_RECORDS_
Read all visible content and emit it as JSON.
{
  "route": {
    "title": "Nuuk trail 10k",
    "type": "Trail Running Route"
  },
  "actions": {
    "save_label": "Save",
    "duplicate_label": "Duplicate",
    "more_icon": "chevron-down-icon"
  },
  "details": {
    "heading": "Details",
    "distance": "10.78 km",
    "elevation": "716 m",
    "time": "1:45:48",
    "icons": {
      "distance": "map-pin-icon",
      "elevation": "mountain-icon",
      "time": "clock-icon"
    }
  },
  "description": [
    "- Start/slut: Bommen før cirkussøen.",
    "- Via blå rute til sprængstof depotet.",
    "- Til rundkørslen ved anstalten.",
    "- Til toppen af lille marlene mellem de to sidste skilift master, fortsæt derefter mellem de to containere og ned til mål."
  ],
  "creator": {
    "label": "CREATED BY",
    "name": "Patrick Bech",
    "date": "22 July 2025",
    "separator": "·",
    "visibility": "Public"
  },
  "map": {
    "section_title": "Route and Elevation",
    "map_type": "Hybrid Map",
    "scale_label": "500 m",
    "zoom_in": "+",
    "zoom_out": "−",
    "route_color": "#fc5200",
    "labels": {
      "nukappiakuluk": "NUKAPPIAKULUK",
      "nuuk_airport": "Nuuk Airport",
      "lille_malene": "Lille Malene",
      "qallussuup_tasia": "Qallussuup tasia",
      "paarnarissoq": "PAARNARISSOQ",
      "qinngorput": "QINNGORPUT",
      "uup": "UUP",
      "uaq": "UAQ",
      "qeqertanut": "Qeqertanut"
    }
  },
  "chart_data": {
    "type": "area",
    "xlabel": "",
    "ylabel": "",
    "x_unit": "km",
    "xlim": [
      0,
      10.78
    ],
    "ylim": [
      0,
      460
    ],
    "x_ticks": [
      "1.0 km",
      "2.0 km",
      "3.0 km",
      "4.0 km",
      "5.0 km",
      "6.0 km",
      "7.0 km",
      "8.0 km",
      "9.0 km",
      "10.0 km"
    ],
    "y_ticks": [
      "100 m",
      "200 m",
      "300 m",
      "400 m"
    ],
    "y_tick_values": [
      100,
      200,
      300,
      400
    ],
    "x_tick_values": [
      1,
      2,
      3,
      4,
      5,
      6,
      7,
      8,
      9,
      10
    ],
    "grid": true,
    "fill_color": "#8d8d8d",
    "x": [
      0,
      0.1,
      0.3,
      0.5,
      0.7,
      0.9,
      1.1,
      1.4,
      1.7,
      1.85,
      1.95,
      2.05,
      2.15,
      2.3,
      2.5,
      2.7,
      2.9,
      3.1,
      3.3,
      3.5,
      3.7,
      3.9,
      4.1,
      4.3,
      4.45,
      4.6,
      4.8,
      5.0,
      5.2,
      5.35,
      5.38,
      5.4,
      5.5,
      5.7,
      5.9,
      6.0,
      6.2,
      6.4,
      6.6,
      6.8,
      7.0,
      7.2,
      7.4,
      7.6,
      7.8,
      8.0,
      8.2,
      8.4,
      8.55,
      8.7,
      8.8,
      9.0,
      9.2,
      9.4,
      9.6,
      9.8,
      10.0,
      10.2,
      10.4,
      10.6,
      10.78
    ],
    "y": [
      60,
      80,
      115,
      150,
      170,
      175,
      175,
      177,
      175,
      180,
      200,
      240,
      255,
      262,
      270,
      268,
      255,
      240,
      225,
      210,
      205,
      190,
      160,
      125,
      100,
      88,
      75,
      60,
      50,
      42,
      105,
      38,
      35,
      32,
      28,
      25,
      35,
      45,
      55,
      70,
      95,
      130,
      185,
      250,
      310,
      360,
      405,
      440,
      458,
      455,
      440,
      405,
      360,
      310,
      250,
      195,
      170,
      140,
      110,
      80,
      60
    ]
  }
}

_GOAL_
Reproduce the full listing word for word.

_COMPLETED EXERCISE_
Read all visible content and emit it as JSON.
{
  "route": {
    "title": "Nuuk trail 10k",
    "type": "Trail Running Route"
  },
  "actions": {
    "save_label": "Save",
    "duplicate_label": "Duplicate",
    "more_icon": "chevron-down-icon"
  },
  "details": {
    "heading": "Details",
    "distance": "10.78 km",
    "elevation": "716 m",
    "time": "1:45:48",
    "icons": {
      "distance": "map-pin-icon",
      "elevation": "mountain-icon",
      "time": "clock-icon"
    }
  },
  "description": [
    "- Start/slut: Bommen før cirkussøen.",
    "- Via blå rute til sprængstof depotet.",
    "- Til rundkørslen ved anstalten.",
    "- Til toppen af lille marlene mellem de to sidste skilift master, fortsæt derefter mellem de to containere og ned til mål."
  ],
  "creator": {
    "label": "CREATED BY",
    "name": "Patrick Bech",
    "date": "22 July 2025",
    "separator": "·",
    "visibility": "Public"
  },
  "map": {
    "section_title": "Route and Elevation",
    "map_type": "Hybrid Map",
    "scale_label": "500 m",
    "zoom_in": "+",
    "zoom_out": "−",
    "route_color": "#fc5200",
    "labels": {
      "nukappiakuluk": "NUKAPPIAKULUK",
      "nuuk_airport": "Nuuk Airport",
      "lille_malene": "Lille Malene",
      "qallussuup_tasia": "Qallussuup tasia",
      "paarnarissoq": "PAARNARISSOQ",
      "qinngorput": "QINNGORPUT",
      "uup": "UUP",
      "uaq": "UAQ",
      "qeqertanut": "Qeqertanut"
    }
  },
  "chart_data": {
    "type": "area",
    "xlabel": "",
    "ylabel": "",
    "x_unit": "km",
    "xlim": [
      0,
      10.78
    ],
    "ylim": [
      0,
      460
    ],
    "x_ticks": [
      "1.0 km",
      "2.0 km",
      "3.0 km",
      "4.0 km",
      "5.0 km",
      "6.0 km",
      "7.0 km",
      "8.0 km",
      "9.0 km",
      "10.0 km"
    ],
    "y_ticks": [
      "100 m",
      "200 m",
      "300 m",
      "400 m"
    ],
    "y_tick_values": [
      100,
      200,
      300,
      400
    ],
    "x_tick_values": [
      1,
      2,
      3,
      4,
      5,
      6,
      7,
      8,
      9,
      10
    ],
    "grid": true,
    "fill_color": "#8d8d8d",
    "x": [
      0,
      0.1,
      0.3,
      0.5,
      0.7,
      0.9,
      1.1,
      1.4,
      1.7,
      1.85,
      1.95,
      2.05,
      2.15,
      2.3,
      2.5,
      2.7,
      2.9,
      3.1,
      3.3,
      3.5,
      3.7,
      3.9,
      4.1,
      4.3,
      4.45,
      4.6,
      4.8,
      5.0,
      5.2,
      5.35,
      5.38,
      5.4,
      5.5,
      5.7,
      5.9,
      6.0,
      6.2,
      6.4,
      6.6,
      6.8,
      7.0,
      7.2,
      7.4,
      7.6,
      7.8,
      8.0,
      8.2,
      8.4,
      8.55,
      8.7,
      8.8,
      9.0,
      9.2,
      9.4,
      9.6,
      9.8,
      10.0,
      10.2,
      10.4,
      10.6,
      10.78
    ],
    "y": [
      60,
      80,
      115,
      150,
      170,
      175,
      175,
      177,
      175,
      180,
      200,
      240,
      255,
      262,
      270,
      268,
      255,
      240,
      225,
      210,
      205,
      190,
      160,
      125,
      100,
      88,
      75,
      60,
      50,
      42,
      105,
      38,
      35,
      32,
      28,
      25,
      35,
      45,
      55,
      70,
      95,
      130,
      185,
      250,
      310,
      360,
      405,
      440,
      458,
      455,
      440,
      405,
      360,
      310,
      250,
      195,
      170,
      140,
      110,
      80,
      60
    ]
  }
}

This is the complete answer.